_TASK REQUIREMENTS_: Write out the whole listing exactly as it stands.

_DATASET CONTENT_:
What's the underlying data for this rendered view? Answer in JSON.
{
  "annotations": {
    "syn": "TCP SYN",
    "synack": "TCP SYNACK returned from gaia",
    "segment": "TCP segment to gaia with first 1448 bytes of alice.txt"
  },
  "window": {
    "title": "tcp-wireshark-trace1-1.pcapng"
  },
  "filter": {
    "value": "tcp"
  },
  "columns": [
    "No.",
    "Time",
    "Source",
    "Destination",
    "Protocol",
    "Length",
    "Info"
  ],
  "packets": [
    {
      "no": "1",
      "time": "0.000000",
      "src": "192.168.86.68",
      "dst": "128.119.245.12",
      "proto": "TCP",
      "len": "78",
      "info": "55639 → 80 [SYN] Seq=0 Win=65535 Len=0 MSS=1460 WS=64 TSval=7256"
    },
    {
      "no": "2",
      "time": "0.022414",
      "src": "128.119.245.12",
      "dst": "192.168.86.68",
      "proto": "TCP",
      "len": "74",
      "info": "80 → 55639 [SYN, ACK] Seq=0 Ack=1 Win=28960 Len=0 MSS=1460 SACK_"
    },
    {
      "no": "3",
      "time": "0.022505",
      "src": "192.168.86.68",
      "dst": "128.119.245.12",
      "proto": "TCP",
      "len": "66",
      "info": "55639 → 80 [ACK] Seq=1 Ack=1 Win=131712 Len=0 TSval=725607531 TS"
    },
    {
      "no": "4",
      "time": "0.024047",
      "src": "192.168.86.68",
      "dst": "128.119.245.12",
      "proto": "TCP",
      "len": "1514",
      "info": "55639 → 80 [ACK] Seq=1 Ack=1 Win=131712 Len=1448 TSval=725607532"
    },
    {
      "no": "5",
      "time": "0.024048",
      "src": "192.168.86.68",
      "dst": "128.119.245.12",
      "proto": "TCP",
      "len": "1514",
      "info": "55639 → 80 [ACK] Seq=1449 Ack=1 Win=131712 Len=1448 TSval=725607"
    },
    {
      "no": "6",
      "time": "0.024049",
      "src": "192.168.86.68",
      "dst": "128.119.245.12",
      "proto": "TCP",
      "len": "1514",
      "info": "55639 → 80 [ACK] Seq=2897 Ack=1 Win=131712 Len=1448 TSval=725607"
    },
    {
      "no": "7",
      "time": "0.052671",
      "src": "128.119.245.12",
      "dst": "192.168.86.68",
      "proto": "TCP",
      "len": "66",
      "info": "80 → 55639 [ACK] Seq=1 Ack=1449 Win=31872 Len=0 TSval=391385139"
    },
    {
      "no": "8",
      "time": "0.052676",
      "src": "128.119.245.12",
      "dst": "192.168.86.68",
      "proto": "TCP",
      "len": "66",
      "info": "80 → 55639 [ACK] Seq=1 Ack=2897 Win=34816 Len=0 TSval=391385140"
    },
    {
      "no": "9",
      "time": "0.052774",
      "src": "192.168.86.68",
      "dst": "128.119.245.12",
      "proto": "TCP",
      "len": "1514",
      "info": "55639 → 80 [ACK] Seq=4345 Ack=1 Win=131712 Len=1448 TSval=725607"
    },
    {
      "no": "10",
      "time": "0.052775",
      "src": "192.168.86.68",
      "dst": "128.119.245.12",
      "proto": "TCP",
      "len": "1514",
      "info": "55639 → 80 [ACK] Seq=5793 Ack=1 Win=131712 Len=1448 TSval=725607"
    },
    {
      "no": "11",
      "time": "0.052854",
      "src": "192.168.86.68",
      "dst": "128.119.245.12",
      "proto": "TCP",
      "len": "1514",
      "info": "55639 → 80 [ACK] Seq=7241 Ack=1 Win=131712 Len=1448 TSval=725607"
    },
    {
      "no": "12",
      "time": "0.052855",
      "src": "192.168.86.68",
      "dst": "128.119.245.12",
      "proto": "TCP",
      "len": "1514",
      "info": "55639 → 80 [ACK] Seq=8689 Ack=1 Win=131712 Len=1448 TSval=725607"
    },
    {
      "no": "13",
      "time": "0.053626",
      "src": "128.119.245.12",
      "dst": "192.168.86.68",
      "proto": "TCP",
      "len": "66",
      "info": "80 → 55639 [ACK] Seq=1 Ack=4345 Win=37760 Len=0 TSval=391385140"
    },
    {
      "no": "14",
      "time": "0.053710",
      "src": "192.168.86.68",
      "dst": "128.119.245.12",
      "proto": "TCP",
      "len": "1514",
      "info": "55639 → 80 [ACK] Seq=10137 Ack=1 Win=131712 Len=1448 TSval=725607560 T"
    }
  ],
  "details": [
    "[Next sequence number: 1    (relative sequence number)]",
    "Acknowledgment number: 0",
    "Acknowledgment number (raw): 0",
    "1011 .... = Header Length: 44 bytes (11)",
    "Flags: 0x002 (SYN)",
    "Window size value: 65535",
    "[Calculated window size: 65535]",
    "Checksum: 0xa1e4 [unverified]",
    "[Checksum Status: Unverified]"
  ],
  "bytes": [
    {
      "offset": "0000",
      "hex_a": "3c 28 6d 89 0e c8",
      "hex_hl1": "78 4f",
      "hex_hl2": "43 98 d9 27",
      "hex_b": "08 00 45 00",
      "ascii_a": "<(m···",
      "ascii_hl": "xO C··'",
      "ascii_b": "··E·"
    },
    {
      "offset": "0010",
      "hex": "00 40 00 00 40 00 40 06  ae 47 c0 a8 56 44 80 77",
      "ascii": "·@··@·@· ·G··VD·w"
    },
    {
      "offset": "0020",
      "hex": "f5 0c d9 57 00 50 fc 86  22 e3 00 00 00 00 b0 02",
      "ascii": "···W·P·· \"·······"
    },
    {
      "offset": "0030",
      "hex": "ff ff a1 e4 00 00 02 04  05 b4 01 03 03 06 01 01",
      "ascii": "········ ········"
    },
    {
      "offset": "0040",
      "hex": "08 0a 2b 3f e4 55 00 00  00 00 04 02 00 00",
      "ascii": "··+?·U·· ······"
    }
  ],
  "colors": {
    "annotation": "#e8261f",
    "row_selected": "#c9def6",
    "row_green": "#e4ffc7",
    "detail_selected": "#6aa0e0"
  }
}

_TASK OUTPUT_:
What's the underlying data for this rendered view? Answer in JSON.
{
  "annotations": {
    "syn": "TCP SYN",
    "synack": "TCP SYNACK returned from gaia",
    "segment": "TCP segment to gaia with first 1448 bytes of alice.txt"
  },
  "window": {
    "title": "tcp-wireshark-trace1-1.pcapng"
  },
  "filter": {
    "value": "tcp"
  },
  "columns": [
    "No.",
    "Time",
    "Source",
    "Destination",
    "Protocol",
    "Length",
    "Info"
  ],
  "packets": [
    {
      "no": "1",
      "time": "0.000000",
      "src": "192.168.86.68",
      "dst": "128.119.245.12",
      "proto": "TCP",
      "len": "78",
      "info": "55639 → 80 [SYN] Seq=0 Win=65535 Len=0 MSS=1460 WS=64 TSval=7256"
    },
    {
      "no": "2",
      "time": "0.022414",
      "src": "128.119.245.12",
      "dst": "192.168.86.68",
      "proto": "TCP",
      "len": "74",
      "info": "80 → 55639 [SYN, ACK] Seq=0 Ack=1 Win=28960 Len=0 MSS=1460 SACK_"
    },
    {
      "no": "3",
      "time": "0.022505",
      "src": "192.168.86.68",
      "dst": "128.119.245.12",
      "proto": "TCP",
      "len": "66",
      "info": "55639 → 80 [ACK] Seq=1 Ack=1 Win=131712 Len=0 TSval=725607531 TS"
    },
    {
      "no": "4",
      "time": "0.024047",
      "src": "192.168.86.68",
      "dst": "128.119.245.12",
      "proto": "TCP",
      "len": "1514",
      "info": "55639 → 80 [ACK] Seq=1 Ack=1 Win=131712 Len=1448 TSval=725607532"
    },
    {
      "no": "5",
      "time": "0.024048",
      "src": "192.168.86.68",
      "dst": "128.119.245.12",
      "proto": "TCP",
      "len": "1514",
      "info": "55639 → 80 [ACK] Seq=1449 Ack=1 Win=131712 Len=1448 TSval=725607"
    },
    {
      "no": "6",
      "time": "0.024049",
      "src": "192.168.86.68",
      "dst": "128.119.245.12",
      "proto": "TCP",
      "len": "1514",
      "info": "55639 → 80 [ACK] Seq=2897 Ack=1 Win=131712 Len=1448 TSval=725607"
    },
    {
      "no": "7",
      "time": "0.052671",
      "src": "128.119.245.12",
      "dst": "192.168.86.68",
      "proto": "TCP",
      "len": "66",
      "info": "80 → 55639 [ACK] Seq=1 Ack=1449 Win=31872 Len=0 TSval=391385139"
    },
    {
      "no": "8",
      "time": "0.052676",
      "src": "128.119.245.12",
      "dst": "192.168.86.68",
      "proto": "TCP",
      "len": "66",
      "info": "80 → 55639 [ACK] Seq=1 Ack=2897 Win=34816 Len=0 TSval=391385140"
    },
    {
      "no": "9",
      "time": "0.052774",
      "src": "192.168.86.68",
      "dst": "128.119.245.12",
      "proto": "TCP",
      "len": "1514",
      "info": "55639 → 80 [ACK] Seq=4345 Ack=1 Win=131712 Len=1448 TSval=725607"
    },
    {
      "no": "10",
      "time": "0.052775",
      "src": "192.168.86.68",
      "dst": "128.119.245.12",
      "proto": "TCP",
      "len": "1514",
      "info": "55639 → 80 [ACK] Seq=5793 Ack=1 Win=131712 Len=1448 TSval=725607"
    },
    {
      "no": "11",
      "time": "0.052854",
      "src": "192.168.86.68",
      "dst": "128.119.245.12",
      "proto": "TCP",
      "len": "1514",
      "info": "55639 → 80 [ACK] Seq=7241 Ack=1 Win=131712 Len=1448 TSval=725607"
    },
    {
      "no": "12",
      "time": "0.052855",
      "src": "192.168.86.68",
      "dst": "128.119.245.12",
      "proto": "TCP",
      "len": "1514",
      "info": "55639 → 80 [ACK] Seq=8689 Ack=1 Win=131712 Len=1448 TSval=725607"
    },
    {
      "no": "13",
      "time": "0.053626",
      "src": "128.119.245.12",
      "dst": "192.168.86.68",
      "proto": "TCP",
      "len": "66",
      "info": "80 → 55639 [ACK] Seq=1 Ack=4345 Win=37760 Len=0 TSval=391385140"
    },
    {
      "no": "14",
      "time": "0.053710",
      "src": "192.168.86.68",
      "dst": "128.119.245.12",
      "proto": "TCP",
      "len": "1514",
      "info": "55639 → 80 [ACK] Seq=10137 Ack=1 Win=131712 Len=1448 TSval=725607560 T"
    }
  ],
  "details": [
    "[Next sequence number: 1    (relative sequence number)]",
    "Acknowledgment number: 0",
    "Acknowledgment number (raw): 0",
    "1011 .... = Header Length: 44 bytes (11)",
    "Flags: 0x002 (SYN)",
    "Window size value: 65535",
    "[Calculated window size: 65535]",
    "Checksum: 0xa1e4 [unverified]",
    "[Checksum Status: Unverified]"
  ],
  "bytes": [
    {
      "offset": "0000",
      "hex_a": "3c 28 6d 89 0e c8",
      "hex_hl1": "78 4f",
      "hex_hl2": "43 98 d9 27",
      "hex_b": "08 00 45 00",
      "ascii_a": "<(m···",
      "ascii_hl": "xO C··'",
      "ascii_b": "··E·"
    },
    {
      "offset": "0010",
      "hex": "00 40 00 00 40 00 40 06  ae 47 c0 a8 56 44 80 77",
      "ascii": "·@··@·@· ·G··VD·w"
    },
    {
      "offset": "0020",
      "hex": "f5 0c d9 57 00 50 fc 86  22 e3 00 00 00 00 b0 02",
      "ascii": "···W·P·· \"·······"
    },
    {
      "offset": "0030",
      "hex": "ff ff a1 e4 00 00 02 04  05 b4 01 03 03 06 01 01",
      "ascii": "········ ········"
    },
    {
      "offset": "0040",
      "hex": "08 0a 2b 3f e4 55 00 00  00 00 04 02 00 00",
      "ascii": "··+?·U·· ······"
    }
  ],
  "colors": {
    "annotation": "#e8261f",
    "row_selected": "#c9def6",
    "row_green": "#e4ffc7",
    "detail_selected": "#6aa0e0"
  }
}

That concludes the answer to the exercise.